Copy every line of the data exactly, leaving nothing out.
═══ Excerpted records
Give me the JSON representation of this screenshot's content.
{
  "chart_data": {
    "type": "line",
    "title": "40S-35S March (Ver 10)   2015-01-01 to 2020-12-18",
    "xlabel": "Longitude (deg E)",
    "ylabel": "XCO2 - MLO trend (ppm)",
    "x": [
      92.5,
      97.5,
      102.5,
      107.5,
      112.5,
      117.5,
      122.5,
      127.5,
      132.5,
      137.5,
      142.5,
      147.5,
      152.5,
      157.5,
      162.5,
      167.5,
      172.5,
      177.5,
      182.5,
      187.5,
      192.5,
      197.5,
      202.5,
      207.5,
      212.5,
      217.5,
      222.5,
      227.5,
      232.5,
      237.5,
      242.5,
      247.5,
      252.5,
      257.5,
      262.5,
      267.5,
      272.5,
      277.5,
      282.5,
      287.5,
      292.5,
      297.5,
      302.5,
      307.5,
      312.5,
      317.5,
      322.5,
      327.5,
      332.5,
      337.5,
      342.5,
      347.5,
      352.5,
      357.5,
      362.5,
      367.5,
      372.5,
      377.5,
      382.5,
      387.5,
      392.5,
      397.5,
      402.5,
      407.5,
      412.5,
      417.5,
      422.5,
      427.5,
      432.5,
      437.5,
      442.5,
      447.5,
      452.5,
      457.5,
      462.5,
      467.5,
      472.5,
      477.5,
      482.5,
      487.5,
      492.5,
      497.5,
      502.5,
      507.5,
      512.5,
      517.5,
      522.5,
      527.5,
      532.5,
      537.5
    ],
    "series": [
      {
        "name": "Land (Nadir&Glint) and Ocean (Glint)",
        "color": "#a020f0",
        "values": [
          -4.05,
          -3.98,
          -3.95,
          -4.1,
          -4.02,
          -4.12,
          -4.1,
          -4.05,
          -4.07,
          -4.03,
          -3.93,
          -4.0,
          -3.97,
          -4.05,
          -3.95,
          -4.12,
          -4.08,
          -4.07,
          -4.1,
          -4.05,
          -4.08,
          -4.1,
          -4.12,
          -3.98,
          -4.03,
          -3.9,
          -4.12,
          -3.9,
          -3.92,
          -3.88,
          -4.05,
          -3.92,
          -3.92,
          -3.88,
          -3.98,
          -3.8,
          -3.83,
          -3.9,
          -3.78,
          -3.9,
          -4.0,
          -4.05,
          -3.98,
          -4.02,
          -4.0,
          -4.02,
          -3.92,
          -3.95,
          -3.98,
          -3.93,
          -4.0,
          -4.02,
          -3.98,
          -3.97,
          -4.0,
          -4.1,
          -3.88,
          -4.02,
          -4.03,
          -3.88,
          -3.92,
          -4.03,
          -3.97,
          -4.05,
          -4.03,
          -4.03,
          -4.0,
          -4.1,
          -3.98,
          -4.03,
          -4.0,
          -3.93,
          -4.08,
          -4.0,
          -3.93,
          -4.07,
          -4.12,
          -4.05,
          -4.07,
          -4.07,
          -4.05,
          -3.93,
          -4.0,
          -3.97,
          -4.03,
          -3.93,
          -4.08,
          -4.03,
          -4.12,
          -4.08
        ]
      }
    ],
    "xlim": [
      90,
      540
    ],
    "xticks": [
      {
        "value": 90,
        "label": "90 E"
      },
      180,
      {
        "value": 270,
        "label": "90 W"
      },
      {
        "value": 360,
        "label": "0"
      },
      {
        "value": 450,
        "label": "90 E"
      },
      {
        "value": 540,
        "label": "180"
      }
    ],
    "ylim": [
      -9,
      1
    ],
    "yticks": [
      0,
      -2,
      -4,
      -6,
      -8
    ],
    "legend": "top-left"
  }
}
══════
Reply:
Give me the JSON representation of this screenshot's content.
{
  "chart_data": {
    "type": "line",
    "title": "40S-35S March (Ver 10)   2015-01-01 to 2020-12-18",
    "xlabel": "Longitude (deg E)",
    "ylabel": "XCO2 - MLO trend (ppm)",
    "x": [
      92.5,
      97.5,
      102.5,
      107.5,
      112.5,
      117.5,
      122.5,
      127.5,
      132.5,
      137.5,
      142.5,
      147.5,
      152.5,
      157.5,
      162.5,
      167.5,
      172.5,
      177.5,
      182.5,
      187.5,
      192.5,
      197.5,
      202.5,
      207.5,
      212.5,
      217.5,
      222.5,
      227.5,
      232.5,
      237.5,
      242.5,
      247.5,
      252.5,
      257.5,
      262.5,
      267.5,
      272.5,
      277.5,
      282.5,
      287.5,
      292.5,
      297.5,
      302.5,
      307.5,
      312.5,
      317.5,
      322.5,
      327.5,
      332.5,
      337.5,
      342.5,
      347.5,
      352.5,
      357.5,
      362.5,
      367.5,
      372.5,
      377.5,
      382.5,
      387.5,
      392.5,
      397.5,
      402.5,
      407.5,
      412.5,
      417.5,
      422.5,
      427.5,
      432.5,
      437.5,
      442.5,
      447.5,
      452.5,
      457.5,
      462.5,
      467.5,
      472.5,
      477.5,
      482.5,
      487.5,
      492.5,
      497.5,
      502.5,
      507.5,
      512.5,
      517.5,
      522.5,
      527.5,
      532.5,
      537.5
    ],
    "series": [
      {
        "name": "Land (Nadir&Glint) and Ocean (Glint)",
        "color": "#a020f0",
        "values": [
          -4.05,
          -3.98,
          -3.95,
          -4.1,
          -4.02,
          -4.12,
          -4.1,
          -4.05,
          -4.07,
          -4.03,
          -3.93,
          -4.0,
          -3.97,
          -4.05,
          -3.95,
          -4.12,
          -4.08,
          -4.07,
          -4.1,
          -4.05,
          -4.08,
          -4.1,
          -4.12,
          -3.98,
          -4.03,
          -3.9,
          -4.12,
          -3.9,
          -3.92,
          -3.88,
          -4.05,
          -3.92,
          -3.92,
          -3.88,
          -3.98,
          -3.8,
          -3.83,
          -3.9,
          -3.78,
          -3.9,
          -4.0,
          -4.05,
          -3.98,
          -4.02,
          -4.0,
          -4.02,
          -3.92,
          -3.95,
          -3.98,
          -3.93,
          -4.0,
          -4.02,
          -3.98,
          -3.97,
          -4.0,
          -4.1,
          -3.88,
          -4.02,
          -4.03,
          -3.88,
          -3.92,
          -4.03,
          -3.97,
          -4.05,
          -4.03,
          -4.03,
          -4.0,
          -4.1,
          -3.98,
          -4.03,
          -4.0,
          -3.93,
          -4.08,
          -4.0,
          -3.93,
          -4.07,
          -4.12,
          -4.05,
          -4.07,
          -4.07,
          -4.05,
          -3.93,
          -4.0,
          -3.97,
          -4.03,
          -3.93,
          -4.08,
          -4.03,
          -4.12,
          -4.08
        ]
      }
    ],
    "xlim": [
      90,
      540
    ],
    "xticks": [
      {
        "value": 90,
        "label": "90 E"
      },
      180,
      {
        "value": 270,
        "label": "90 W"
      },
      {
        "value": 360,
        "label": "0"
      },
      {
        "value": 450,
        "label": "90 E"
      },
      {
        "value": 540,
        "label": "180"
      }
    ],
    "ylim": [
      -9,
      1
    ],
    "yticks": [
      0,
      -2,
      -4,
      -6,
      -8
    ],
    "legend": "top-left"
  }
}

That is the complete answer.